EXERCISE MATERIALS
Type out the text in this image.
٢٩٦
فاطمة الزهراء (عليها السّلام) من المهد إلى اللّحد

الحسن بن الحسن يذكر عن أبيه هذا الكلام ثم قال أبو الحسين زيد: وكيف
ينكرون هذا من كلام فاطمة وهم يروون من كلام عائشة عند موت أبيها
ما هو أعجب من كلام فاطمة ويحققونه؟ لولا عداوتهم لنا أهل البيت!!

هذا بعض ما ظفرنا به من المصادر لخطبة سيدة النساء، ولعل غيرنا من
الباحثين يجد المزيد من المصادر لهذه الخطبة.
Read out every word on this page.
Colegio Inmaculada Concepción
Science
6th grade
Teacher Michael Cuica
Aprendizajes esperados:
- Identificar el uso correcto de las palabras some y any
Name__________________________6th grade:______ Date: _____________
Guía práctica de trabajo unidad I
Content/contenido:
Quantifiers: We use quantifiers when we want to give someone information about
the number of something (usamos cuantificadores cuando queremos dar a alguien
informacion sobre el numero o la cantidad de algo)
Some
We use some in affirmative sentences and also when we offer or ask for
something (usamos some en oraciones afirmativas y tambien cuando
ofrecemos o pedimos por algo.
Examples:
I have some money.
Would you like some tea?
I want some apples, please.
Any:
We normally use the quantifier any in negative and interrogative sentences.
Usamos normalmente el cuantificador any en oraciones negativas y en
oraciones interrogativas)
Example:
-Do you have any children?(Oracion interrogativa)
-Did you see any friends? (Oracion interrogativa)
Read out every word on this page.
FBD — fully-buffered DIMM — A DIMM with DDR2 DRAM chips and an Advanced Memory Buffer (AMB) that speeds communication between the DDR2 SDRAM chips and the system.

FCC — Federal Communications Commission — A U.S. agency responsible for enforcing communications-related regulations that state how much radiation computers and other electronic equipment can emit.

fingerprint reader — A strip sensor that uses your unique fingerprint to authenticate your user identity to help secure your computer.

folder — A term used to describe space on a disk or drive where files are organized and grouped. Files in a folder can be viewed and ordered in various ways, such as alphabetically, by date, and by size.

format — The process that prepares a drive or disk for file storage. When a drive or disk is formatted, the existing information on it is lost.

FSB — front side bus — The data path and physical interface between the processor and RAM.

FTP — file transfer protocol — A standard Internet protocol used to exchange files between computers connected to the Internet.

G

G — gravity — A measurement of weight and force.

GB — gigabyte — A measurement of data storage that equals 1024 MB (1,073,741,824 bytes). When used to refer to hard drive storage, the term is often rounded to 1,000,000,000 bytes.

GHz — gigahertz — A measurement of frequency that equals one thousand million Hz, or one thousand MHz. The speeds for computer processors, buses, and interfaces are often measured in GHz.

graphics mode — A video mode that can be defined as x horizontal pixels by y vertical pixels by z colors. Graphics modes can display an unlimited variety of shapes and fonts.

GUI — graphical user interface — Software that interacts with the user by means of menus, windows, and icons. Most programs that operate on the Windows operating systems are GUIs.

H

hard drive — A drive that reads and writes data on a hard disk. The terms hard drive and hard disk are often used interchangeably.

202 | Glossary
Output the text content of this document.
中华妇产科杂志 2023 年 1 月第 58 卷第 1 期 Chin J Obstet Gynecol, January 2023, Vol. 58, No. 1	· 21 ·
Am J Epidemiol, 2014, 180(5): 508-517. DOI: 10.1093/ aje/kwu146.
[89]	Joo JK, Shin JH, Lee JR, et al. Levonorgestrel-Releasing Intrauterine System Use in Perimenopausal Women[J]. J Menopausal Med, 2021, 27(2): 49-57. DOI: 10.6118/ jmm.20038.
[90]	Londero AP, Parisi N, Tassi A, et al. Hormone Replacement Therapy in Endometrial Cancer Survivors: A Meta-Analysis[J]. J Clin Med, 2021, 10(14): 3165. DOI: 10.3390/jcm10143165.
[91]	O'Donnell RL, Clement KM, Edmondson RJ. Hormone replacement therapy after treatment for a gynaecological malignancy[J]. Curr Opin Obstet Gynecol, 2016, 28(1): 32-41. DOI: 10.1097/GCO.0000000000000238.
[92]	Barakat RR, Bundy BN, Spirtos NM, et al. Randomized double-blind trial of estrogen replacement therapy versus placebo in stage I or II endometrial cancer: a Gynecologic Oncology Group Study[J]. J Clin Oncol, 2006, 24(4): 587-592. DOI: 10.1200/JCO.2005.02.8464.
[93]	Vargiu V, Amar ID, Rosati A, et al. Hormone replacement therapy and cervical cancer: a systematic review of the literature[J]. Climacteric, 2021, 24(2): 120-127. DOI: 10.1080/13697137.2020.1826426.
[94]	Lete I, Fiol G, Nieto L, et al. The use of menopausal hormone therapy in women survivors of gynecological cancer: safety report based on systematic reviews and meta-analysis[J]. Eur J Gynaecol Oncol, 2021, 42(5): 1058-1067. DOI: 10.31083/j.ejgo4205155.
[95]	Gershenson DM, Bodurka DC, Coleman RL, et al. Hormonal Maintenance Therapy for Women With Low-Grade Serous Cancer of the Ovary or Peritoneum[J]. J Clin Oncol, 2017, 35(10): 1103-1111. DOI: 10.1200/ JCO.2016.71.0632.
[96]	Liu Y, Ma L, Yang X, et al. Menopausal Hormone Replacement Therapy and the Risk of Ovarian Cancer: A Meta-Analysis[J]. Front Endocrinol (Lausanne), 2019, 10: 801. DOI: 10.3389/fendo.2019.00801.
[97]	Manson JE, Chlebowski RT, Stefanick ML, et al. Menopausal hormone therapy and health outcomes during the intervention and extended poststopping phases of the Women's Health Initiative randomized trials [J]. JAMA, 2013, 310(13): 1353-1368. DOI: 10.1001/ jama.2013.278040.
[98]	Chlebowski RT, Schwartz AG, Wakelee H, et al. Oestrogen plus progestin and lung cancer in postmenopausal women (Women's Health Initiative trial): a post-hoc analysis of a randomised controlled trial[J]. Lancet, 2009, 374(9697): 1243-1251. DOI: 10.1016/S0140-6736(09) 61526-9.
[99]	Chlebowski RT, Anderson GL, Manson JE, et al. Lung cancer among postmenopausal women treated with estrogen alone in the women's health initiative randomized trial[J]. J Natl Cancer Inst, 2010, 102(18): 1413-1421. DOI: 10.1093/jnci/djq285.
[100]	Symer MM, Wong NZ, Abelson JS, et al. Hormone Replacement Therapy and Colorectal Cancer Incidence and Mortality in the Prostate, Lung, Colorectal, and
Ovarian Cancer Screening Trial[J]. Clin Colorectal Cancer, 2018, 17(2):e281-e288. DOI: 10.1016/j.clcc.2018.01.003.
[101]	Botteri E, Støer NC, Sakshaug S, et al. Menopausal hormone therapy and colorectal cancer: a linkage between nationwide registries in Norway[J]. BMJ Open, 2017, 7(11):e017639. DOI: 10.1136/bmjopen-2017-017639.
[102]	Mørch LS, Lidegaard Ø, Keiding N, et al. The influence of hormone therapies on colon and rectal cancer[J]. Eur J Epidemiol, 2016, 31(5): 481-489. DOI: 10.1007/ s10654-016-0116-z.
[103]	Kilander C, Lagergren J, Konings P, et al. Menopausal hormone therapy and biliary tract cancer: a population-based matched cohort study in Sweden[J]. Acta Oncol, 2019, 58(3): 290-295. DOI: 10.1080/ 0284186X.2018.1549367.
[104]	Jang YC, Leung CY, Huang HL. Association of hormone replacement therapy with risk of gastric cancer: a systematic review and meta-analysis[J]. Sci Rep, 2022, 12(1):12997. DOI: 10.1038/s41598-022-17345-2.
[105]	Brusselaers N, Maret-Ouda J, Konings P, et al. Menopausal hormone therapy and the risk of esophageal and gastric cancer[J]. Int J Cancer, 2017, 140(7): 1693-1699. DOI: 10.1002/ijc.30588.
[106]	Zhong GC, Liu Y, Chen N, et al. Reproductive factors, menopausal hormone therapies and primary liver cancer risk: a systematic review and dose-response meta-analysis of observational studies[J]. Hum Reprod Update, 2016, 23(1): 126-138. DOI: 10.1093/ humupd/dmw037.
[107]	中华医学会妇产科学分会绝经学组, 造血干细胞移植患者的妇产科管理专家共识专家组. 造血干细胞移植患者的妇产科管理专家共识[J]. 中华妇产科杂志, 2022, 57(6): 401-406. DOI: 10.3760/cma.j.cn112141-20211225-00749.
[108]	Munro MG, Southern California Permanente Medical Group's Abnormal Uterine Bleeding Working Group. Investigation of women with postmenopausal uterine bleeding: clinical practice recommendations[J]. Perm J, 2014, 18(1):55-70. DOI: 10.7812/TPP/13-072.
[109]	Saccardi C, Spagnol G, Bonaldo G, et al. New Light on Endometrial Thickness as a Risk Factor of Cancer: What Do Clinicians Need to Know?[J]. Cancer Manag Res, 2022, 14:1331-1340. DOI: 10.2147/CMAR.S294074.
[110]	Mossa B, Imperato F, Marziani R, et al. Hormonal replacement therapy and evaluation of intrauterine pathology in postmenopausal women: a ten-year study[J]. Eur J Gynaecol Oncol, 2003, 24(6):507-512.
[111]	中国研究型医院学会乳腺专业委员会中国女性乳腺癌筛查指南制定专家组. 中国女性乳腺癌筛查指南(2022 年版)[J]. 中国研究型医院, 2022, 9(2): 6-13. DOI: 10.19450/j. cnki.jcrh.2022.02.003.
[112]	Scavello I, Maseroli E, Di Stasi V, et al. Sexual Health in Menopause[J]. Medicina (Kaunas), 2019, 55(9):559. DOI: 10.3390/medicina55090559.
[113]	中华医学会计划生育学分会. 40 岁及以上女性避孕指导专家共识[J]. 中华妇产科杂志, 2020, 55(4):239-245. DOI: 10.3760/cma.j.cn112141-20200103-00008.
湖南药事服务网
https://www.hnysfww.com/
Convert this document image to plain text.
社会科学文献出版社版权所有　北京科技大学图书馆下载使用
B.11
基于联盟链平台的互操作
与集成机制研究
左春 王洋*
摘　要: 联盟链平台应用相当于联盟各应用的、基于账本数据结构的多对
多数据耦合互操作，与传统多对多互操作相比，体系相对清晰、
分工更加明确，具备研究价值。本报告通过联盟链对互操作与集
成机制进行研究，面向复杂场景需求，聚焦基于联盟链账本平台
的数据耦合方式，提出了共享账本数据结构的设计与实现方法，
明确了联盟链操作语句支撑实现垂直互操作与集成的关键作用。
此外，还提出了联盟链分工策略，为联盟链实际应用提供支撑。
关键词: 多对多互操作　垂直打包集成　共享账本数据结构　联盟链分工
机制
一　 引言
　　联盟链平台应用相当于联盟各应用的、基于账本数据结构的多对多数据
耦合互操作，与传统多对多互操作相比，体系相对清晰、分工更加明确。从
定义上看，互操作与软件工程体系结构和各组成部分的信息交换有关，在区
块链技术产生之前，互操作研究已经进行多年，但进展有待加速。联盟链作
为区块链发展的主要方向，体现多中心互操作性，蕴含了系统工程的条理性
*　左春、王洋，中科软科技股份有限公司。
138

WHAT IS NEEDED
Search the preceding listing for the word "Oncol" and pull out every line that holds it.

SOLUTION TO THE PROBLEM
[92]	Barakat RR, Bundy BN, Spirtos NM, et al. Randomized double-blind trial of estrogen replacement therapy versus placebo in stage I or II endometrial cancer: a Gynecologic Oncology Group Study[J]. J Clin Oncol, 2006, 24(4): 587-592. DOI: 10.1200/JCO.2005.02.8464.
[94]	Lete I, Fiol G, Nieto L, et al. The use of menopausal hormone therapy in women survivors of gynecological cancer: safety report based on systematic reviews and meta-analysis[J]. Eur J Gynaecol Oncol, 2021, 42(5): 1058-1067. DOI: 10.31083/j.ejgo4205155.
[95]	Gershenson DM, Bodurka DC, Coleman RL, et al. Hormonal Maintenance Therapy for Women With Low-Grade Serous Cancer of the Ovary or Peritoneum[J]. J Clin Oncol, 2017, 35(10): 1103-1111. DOI: 10.1200/ JCO.2016.71.0632.
[103]	Kilander C, Lagergren J, Konings P, et al. Menopausal hormone therapy and biliary tract cancer: a population-based matched cohort study in Sweden[J]. Acta Oncol, 2019, 58(3): 290-295. DOI: 10.1080/ 0284186X.2018.1549367.
[110]	Mossa B, Imperato F, Marziani R, et al. Hormonal replacement therapy and evaluation of intrauterine pathology in postmenopausal women: a ten-year study[J]. Eur J Gynaecol Oncol, 2003, 24(6):507-512.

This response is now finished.